--- Begin ---
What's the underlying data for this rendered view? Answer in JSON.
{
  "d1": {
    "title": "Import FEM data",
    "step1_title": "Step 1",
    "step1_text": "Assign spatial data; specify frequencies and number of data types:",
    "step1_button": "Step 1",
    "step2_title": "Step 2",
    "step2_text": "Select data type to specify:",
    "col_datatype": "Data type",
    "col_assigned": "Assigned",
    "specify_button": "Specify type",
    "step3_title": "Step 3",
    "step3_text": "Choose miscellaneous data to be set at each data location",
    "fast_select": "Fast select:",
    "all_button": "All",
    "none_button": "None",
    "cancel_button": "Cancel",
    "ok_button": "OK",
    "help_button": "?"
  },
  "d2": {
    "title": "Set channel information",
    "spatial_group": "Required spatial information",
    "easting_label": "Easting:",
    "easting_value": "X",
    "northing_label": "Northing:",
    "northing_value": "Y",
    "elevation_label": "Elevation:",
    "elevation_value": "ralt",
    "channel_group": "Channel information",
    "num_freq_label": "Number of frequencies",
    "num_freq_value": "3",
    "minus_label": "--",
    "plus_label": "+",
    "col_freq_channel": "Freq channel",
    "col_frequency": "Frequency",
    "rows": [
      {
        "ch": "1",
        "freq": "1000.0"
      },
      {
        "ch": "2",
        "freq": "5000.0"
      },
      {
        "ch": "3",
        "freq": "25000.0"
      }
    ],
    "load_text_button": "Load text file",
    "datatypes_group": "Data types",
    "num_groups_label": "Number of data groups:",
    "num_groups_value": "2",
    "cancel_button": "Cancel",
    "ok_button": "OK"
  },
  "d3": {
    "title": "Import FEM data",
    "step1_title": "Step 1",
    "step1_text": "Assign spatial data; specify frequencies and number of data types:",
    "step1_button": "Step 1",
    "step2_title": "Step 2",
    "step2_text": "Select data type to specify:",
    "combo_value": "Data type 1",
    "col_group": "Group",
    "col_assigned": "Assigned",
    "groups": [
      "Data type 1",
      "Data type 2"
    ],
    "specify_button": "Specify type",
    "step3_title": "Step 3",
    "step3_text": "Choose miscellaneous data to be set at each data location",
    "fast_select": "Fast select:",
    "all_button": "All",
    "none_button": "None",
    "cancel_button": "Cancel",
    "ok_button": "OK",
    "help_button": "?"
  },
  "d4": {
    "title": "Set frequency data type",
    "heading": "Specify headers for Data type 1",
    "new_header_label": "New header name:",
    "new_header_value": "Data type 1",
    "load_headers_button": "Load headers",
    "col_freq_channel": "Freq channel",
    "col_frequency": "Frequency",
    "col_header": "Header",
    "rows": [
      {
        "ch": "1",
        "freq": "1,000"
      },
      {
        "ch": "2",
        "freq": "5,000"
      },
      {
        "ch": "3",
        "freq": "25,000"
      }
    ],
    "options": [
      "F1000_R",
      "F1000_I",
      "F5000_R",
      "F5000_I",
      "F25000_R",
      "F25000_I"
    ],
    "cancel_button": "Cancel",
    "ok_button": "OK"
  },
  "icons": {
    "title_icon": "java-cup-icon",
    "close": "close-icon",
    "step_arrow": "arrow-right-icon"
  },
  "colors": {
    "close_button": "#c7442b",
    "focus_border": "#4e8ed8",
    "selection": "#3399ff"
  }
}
--- End ---
● **Given request**
Count the lines of these entries that hold the string "headers", and give only that number.

● **Output below**
2